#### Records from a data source
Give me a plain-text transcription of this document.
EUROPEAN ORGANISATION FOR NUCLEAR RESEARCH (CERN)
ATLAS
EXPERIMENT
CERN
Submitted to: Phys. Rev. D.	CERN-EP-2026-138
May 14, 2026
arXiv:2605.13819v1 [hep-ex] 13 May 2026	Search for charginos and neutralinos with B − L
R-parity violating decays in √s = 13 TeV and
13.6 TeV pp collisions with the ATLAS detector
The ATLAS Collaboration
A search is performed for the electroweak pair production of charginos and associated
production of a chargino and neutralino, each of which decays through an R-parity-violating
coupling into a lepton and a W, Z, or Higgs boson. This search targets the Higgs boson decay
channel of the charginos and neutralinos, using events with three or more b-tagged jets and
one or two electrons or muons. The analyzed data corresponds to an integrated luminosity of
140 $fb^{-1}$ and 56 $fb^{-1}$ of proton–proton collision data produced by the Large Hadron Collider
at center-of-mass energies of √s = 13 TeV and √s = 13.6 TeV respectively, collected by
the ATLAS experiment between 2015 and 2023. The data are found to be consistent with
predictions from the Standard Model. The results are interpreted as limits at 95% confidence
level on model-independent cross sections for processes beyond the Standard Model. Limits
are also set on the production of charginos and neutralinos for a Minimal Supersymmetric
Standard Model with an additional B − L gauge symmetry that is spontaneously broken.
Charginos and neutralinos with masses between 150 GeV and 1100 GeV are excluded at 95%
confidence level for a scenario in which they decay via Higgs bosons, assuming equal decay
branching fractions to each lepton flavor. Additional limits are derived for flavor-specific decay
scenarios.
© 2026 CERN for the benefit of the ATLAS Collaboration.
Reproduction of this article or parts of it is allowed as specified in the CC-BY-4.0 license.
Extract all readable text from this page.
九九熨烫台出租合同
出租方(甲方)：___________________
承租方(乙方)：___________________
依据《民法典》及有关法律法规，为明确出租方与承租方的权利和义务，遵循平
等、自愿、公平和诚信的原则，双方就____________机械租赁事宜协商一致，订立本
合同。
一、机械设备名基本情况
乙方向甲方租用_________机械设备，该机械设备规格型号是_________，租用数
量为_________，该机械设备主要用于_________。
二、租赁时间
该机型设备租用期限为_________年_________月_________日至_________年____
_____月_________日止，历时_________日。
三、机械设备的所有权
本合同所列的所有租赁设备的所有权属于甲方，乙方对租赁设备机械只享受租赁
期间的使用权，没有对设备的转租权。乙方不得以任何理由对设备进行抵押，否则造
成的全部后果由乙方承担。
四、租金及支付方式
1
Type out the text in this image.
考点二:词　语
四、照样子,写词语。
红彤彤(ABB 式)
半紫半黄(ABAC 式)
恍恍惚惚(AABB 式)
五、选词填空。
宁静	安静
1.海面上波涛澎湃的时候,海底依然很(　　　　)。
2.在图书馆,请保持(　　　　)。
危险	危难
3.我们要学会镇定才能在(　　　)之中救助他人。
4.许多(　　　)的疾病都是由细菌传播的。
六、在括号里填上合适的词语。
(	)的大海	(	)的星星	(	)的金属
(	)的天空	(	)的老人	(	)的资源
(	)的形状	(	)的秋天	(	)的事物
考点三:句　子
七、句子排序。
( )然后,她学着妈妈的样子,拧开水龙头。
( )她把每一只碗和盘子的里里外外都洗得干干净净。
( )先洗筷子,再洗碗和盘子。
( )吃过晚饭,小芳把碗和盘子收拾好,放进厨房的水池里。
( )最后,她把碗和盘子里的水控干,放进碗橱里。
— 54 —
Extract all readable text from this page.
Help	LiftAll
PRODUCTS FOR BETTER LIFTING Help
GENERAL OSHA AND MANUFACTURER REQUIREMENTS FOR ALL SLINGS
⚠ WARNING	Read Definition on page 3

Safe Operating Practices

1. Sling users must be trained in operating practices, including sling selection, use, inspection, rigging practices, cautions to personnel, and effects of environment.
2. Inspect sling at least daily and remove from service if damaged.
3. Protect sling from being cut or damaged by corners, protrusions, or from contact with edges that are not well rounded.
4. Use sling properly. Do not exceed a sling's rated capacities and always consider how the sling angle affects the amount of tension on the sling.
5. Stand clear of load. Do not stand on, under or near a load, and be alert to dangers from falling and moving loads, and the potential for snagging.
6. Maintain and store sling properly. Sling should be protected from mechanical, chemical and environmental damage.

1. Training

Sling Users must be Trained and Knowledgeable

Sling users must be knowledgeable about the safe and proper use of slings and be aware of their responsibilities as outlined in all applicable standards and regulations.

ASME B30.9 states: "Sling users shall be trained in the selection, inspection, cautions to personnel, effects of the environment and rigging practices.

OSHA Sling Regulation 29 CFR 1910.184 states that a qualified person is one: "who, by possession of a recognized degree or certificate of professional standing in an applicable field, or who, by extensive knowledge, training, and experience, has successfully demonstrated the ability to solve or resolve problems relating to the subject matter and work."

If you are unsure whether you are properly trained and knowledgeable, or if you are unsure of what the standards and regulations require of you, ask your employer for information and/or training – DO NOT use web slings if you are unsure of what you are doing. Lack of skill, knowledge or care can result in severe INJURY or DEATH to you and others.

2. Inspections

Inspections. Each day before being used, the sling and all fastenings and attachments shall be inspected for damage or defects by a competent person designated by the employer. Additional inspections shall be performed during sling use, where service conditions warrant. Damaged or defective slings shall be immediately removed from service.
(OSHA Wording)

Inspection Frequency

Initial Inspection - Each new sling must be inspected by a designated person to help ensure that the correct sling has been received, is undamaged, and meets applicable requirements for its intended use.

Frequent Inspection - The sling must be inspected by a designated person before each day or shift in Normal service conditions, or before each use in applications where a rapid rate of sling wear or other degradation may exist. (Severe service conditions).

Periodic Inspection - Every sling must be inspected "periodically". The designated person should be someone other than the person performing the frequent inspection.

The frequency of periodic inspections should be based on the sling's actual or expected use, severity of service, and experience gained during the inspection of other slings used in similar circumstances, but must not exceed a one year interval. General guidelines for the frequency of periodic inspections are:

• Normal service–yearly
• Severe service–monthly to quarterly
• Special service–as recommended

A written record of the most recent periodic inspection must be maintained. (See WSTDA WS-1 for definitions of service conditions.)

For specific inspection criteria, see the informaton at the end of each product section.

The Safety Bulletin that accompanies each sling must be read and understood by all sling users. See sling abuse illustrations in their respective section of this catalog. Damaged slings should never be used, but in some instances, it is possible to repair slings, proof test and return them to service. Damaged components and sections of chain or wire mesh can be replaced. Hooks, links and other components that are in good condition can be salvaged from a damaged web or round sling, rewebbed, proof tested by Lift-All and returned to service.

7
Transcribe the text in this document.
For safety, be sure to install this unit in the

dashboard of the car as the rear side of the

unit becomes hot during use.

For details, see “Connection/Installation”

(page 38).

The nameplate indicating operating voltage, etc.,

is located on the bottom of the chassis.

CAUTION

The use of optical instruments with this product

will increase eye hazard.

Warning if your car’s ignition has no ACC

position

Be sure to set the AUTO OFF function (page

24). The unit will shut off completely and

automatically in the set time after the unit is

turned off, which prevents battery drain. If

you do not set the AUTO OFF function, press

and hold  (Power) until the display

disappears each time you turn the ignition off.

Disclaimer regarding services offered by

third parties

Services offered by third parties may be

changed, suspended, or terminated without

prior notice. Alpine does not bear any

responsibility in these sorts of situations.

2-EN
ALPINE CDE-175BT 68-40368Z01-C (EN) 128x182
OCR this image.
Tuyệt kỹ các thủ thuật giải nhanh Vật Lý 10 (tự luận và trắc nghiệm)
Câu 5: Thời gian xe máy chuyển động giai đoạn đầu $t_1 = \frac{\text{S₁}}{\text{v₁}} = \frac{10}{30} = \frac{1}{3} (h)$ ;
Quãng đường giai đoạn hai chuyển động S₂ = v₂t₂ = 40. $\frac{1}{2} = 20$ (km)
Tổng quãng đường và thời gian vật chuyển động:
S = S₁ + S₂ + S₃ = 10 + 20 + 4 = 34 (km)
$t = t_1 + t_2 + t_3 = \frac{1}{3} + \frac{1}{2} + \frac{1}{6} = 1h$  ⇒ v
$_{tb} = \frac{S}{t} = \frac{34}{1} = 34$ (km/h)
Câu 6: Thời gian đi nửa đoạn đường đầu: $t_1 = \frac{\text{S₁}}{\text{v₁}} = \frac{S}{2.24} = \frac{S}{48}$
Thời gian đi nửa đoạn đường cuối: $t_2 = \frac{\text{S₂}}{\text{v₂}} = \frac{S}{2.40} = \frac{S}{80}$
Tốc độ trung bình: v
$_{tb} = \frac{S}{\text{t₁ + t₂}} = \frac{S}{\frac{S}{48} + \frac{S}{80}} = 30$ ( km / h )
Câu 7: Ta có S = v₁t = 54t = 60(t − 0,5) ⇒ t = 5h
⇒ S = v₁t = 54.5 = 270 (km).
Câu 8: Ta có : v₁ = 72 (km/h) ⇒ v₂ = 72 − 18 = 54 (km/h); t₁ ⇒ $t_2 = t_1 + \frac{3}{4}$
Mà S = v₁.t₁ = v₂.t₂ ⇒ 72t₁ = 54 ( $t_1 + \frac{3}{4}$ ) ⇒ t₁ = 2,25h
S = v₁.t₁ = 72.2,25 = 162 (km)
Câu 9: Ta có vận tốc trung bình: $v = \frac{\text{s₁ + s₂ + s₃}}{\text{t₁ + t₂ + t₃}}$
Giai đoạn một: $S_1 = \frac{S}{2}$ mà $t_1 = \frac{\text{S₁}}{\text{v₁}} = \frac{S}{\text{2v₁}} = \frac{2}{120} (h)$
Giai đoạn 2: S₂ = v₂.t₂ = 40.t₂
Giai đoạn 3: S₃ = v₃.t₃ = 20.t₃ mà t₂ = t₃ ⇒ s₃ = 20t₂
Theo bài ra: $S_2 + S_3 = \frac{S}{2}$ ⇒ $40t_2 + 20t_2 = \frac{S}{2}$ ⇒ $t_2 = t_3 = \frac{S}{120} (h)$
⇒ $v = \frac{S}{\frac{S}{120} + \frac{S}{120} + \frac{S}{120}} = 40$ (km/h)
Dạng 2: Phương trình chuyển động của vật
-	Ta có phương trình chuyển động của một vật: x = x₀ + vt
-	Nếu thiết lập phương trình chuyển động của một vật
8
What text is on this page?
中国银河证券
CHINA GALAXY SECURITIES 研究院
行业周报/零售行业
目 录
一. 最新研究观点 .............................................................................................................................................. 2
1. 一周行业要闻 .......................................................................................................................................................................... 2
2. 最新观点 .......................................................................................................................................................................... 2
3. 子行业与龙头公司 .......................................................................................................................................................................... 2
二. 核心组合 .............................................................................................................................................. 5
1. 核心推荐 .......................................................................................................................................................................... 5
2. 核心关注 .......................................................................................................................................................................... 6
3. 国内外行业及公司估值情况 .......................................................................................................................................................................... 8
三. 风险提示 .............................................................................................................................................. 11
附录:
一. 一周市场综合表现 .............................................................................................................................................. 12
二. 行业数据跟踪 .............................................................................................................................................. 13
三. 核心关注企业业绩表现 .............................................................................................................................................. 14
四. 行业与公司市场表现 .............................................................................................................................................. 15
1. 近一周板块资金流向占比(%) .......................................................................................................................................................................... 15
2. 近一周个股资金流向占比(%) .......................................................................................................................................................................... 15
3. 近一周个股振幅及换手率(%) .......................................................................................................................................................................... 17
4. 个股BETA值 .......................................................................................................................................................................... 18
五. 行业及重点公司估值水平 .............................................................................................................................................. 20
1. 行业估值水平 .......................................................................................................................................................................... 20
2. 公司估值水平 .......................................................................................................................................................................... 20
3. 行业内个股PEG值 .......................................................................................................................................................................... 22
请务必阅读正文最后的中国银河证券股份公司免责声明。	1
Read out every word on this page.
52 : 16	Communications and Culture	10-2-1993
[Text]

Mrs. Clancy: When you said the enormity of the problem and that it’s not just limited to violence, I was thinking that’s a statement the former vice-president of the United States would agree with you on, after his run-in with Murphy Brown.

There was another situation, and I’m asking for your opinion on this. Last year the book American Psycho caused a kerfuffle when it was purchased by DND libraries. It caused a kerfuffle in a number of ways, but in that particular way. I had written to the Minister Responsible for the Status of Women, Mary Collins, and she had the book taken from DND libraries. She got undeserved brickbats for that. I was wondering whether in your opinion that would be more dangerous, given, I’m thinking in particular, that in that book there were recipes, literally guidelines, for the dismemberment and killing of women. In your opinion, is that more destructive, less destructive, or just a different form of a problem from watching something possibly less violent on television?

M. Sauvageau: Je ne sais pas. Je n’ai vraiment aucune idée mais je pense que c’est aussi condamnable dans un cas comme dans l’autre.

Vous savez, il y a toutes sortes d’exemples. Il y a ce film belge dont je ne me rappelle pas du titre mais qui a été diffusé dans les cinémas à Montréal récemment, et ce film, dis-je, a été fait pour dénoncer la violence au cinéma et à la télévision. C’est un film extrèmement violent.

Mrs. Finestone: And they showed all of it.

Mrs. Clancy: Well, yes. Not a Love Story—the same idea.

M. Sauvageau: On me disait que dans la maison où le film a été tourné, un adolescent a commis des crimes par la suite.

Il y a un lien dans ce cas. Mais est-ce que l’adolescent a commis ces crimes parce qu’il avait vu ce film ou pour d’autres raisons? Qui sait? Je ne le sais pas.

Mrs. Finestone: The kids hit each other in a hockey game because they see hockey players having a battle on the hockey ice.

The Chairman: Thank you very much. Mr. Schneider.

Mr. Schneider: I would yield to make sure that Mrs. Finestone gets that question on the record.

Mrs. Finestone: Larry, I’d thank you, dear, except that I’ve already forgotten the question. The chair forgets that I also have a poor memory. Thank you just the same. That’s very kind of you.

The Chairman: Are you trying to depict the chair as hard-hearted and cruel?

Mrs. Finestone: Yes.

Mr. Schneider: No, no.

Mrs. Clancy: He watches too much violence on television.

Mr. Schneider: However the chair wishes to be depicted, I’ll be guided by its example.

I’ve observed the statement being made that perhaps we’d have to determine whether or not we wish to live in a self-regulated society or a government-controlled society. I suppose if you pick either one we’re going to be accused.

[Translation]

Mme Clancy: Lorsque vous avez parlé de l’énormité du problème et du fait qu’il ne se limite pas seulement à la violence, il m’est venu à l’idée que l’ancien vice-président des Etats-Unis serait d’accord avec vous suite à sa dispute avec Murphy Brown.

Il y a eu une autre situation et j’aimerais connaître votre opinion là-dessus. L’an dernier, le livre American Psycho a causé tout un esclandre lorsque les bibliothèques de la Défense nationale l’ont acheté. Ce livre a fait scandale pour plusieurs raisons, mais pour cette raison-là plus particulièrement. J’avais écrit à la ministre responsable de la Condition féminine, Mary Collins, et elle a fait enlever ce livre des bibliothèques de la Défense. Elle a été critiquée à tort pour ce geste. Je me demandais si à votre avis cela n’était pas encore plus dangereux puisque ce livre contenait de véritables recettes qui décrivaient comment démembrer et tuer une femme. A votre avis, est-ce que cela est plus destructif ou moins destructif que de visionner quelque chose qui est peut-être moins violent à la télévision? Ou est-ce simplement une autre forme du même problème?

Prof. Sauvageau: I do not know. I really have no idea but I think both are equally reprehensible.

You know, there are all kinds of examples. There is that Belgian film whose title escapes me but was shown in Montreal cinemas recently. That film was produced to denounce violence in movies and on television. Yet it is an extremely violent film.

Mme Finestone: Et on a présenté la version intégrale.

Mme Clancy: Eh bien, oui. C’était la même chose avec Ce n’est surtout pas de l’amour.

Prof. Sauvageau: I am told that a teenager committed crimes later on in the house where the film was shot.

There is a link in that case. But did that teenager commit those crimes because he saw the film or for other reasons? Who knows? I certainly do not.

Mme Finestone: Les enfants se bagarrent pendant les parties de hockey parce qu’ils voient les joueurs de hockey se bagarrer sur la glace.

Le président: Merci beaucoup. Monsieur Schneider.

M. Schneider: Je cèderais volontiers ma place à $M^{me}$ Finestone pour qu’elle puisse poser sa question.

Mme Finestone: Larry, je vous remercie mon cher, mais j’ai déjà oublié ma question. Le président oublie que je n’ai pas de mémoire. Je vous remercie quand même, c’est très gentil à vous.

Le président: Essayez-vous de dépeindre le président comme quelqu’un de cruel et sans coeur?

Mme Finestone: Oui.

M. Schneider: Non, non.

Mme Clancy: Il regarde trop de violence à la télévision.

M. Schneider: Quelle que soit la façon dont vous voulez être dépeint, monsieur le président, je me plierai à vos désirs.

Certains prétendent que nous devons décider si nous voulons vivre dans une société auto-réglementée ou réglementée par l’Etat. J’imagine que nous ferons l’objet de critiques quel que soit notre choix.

#### Written task
Extract all lines from the data in which "Brown" is found.

#### Solution for this task
Mrs. Clancy: When you said the enormity of the problem and that it’s not just limited to violence, I was thinking that’s a statement the former vice-president of the United States would agree with you on, after his run-in with Murphy Brown.
Mme Clancy: Lorsque vous avez parlé de l’énormité du problème et du fait qu’il ne se limite pas seulement à la violence, il m’est venu à l’idée que l’ancien vice-président des Etats-Unis serait d’accord avec vous suite à sa dispute avec Murphy Brown.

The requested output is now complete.